▶ _Task directions_
Copy each line of the material below that includes the string "type".

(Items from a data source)

--- --- ---

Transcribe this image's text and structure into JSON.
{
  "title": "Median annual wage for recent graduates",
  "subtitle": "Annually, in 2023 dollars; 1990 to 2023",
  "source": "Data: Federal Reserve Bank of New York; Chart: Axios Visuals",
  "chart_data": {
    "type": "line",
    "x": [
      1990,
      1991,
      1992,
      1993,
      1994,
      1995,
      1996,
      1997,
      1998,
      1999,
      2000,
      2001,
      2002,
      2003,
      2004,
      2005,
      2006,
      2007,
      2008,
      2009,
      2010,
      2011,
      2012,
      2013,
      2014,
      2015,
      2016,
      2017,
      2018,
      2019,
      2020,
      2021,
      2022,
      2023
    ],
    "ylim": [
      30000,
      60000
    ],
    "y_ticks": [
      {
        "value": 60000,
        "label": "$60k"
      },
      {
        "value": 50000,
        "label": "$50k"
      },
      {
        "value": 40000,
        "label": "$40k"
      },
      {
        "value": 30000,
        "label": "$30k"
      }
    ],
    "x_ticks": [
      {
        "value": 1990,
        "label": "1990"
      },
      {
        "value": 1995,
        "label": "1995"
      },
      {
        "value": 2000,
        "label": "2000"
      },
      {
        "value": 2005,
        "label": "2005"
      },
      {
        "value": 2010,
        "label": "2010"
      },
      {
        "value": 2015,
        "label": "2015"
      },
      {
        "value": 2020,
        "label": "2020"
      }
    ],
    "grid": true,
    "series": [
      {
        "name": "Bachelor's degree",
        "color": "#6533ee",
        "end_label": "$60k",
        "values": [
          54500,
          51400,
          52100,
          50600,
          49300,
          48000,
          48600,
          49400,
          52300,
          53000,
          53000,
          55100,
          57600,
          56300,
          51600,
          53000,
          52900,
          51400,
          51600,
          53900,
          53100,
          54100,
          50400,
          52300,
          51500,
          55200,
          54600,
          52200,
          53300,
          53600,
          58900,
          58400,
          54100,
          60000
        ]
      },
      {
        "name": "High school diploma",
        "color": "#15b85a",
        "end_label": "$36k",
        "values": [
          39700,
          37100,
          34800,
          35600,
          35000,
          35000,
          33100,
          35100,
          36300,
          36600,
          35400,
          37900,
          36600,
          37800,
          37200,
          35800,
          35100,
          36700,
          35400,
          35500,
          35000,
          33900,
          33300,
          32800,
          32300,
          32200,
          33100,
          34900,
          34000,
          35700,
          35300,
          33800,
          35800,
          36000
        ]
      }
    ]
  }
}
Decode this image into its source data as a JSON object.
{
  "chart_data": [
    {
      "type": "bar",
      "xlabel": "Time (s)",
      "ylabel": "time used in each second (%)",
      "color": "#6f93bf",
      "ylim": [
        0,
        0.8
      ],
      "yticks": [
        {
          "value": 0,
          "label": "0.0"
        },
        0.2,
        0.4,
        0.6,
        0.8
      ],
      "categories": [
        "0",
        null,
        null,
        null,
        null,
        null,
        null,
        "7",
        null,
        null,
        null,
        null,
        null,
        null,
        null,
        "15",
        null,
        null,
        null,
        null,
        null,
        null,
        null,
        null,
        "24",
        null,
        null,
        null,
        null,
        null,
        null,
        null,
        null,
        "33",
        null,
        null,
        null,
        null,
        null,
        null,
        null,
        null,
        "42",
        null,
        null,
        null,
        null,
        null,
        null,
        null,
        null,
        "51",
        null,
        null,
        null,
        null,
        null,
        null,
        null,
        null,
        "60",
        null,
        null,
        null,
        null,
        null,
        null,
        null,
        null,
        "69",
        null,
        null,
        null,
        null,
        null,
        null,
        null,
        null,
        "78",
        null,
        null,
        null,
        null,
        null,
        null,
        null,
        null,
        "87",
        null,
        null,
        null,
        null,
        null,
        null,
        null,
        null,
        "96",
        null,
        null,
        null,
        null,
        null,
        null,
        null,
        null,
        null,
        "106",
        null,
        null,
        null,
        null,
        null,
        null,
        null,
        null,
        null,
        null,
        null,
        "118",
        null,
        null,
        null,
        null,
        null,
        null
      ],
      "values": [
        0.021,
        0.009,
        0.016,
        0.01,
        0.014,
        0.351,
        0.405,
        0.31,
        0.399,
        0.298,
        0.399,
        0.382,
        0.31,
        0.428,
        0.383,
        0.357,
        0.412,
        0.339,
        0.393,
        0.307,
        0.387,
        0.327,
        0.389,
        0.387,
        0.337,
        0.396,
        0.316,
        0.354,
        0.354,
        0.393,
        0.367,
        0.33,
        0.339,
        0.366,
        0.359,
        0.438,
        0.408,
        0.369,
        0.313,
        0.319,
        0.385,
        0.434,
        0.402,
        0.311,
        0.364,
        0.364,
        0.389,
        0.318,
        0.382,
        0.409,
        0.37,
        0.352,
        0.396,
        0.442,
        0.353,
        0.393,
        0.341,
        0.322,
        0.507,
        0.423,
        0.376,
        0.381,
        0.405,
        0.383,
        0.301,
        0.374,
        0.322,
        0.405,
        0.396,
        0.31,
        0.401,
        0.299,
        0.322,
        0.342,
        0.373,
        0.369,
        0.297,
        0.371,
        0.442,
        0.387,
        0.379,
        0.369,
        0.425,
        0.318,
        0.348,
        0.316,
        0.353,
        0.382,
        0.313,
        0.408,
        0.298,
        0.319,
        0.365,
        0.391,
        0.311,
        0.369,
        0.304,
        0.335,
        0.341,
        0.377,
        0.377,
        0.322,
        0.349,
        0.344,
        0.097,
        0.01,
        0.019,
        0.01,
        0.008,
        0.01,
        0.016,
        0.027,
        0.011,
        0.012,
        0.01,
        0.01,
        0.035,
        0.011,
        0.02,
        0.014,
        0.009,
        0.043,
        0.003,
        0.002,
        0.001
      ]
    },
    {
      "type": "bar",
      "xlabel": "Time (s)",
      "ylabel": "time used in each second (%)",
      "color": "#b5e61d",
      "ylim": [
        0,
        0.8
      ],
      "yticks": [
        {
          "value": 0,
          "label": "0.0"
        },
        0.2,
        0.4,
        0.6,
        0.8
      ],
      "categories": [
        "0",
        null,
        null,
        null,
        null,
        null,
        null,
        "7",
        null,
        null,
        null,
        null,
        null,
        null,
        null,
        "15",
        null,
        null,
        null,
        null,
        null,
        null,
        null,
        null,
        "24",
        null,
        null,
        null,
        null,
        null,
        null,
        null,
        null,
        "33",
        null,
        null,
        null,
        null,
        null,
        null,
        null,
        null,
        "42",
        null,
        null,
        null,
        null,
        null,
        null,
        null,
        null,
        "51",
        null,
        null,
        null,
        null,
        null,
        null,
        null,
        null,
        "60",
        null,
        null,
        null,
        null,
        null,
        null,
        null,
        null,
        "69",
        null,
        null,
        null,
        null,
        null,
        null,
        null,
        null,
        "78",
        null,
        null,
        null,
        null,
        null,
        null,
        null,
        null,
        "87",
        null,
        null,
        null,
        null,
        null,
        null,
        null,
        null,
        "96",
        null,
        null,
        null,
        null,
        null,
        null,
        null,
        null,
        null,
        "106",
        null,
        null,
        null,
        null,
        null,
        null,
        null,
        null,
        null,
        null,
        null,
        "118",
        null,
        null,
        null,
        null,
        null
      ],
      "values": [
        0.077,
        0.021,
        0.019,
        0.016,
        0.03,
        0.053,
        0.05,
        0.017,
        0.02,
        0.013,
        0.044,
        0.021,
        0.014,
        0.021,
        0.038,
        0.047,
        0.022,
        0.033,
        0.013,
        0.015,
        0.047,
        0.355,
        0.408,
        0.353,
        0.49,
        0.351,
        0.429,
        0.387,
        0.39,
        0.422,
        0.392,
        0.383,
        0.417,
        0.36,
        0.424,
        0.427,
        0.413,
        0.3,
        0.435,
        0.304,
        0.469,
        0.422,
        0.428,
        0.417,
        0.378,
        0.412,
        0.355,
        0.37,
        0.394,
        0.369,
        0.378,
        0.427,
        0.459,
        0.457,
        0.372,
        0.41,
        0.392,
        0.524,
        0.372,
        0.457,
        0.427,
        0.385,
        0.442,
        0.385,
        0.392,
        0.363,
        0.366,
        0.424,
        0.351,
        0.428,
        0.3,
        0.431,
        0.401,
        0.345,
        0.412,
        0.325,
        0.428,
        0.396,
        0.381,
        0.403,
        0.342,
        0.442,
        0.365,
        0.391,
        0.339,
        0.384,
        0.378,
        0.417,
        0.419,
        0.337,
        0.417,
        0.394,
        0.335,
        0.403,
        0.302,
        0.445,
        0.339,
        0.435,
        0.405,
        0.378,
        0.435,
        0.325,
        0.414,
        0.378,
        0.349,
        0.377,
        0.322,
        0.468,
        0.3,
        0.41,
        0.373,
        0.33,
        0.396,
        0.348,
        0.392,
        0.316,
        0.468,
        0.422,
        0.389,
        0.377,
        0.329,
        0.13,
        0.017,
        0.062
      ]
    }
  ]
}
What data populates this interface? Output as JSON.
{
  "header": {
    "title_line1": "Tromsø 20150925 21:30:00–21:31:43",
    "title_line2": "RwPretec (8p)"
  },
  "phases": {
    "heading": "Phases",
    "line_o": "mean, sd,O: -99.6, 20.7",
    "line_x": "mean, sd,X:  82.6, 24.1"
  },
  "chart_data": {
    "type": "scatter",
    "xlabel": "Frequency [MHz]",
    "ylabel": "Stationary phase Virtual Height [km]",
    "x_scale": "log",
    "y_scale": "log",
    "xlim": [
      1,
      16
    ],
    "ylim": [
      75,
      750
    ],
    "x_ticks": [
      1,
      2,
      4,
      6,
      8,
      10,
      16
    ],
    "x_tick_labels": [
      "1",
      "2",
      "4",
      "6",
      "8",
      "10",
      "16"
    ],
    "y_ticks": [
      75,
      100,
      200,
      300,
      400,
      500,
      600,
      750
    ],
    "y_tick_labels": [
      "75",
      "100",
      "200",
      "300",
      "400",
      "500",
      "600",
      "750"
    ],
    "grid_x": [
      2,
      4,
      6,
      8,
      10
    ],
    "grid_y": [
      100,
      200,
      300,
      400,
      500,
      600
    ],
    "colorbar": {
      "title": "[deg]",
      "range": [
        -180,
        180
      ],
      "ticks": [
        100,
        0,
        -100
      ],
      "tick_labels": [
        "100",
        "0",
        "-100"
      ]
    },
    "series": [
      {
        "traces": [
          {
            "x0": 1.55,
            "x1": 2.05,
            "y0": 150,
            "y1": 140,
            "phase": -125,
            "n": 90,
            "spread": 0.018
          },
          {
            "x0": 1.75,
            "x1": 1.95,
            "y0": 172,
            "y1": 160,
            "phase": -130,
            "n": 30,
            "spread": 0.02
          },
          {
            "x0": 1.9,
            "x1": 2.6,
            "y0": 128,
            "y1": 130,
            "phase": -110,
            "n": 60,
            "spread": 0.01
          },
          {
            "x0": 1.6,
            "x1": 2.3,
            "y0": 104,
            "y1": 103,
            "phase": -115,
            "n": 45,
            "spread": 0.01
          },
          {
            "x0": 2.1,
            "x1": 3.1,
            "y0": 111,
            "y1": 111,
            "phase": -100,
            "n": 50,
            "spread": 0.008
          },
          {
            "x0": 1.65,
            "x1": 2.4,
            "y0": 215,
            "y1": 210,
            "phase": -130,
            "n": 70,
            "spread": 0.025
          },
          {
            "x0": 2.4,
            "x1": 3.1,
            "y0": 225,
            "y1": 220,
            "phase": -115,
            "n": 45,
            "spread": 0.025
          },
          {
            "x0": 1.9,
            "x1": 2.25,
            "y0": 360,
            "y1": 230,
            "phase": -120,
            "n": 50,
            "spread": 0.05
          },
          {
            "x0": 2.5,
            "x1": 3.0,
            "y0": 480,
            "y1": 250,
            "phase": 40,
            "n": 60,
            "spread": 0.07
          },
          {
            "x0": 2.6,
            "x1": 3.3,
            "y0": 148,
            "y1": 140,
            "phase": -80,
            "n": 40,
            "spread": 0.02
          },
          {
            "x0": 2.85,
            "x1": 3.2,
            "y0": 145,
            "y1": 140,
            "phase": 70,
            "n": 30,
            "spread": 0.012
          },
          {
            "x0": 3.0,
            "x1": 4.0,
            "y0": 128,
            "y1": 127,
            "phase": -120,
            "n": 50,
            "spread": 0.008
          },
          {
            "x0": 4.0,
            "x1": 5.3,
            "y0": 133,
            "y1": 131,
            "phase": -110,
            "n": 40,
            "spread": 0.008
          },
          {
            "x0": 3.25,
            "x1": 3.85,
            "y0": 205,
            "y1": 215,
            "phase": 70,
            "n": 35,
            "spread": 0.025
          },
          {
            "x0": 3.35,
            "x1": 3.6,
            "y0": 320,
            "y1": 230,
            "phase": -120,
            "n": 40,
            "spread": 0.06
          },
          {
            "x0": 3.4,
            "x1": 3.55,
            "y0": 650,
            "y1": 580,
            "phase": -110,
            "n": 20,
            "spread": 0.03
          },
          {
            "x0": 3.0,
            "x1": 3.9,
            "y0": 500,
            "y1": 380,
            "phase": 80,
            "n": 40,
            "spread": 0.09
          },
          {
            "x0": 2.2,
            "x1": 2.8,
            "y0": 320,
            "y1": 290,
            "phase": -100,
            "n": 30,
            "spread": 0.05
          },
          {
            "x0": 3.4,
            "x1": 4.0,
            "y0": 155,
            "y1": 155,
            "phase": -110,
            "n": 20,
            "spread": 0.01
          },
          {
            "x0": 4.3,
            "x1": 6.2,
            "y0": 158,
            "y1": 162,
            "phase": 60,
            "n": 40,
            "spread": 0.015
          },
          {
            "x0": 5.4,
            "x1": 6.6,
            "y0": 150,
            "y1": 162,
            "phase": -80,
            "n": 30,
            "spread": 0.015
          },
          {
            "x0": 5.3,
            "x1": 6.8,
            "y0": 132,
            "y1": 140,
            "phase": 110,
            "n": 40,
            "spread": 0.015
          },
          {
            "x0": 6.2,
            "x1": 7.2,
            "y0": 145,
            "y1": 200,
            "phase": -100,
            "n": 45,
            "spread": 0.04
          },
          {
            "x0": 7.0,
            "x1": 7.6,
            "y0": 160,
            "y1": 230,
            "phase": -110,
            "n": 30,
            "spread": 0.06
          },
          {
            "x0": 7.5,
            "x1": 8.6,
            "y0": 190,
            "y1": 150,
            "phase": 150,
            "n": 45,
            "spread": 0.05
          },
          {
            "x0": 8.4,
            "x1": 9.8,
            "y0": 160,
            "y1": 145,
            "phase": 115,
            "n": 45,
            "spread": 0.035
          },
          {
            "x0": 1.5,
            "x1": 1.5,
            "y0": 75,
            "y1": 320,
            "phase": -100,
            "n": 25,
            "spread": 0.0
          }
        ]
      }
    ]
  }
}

--- --- ---

▶ _Solution for this problem_
    "type": "line",
      "type": "bar",
      "type": "bar",
    "type": "scatter",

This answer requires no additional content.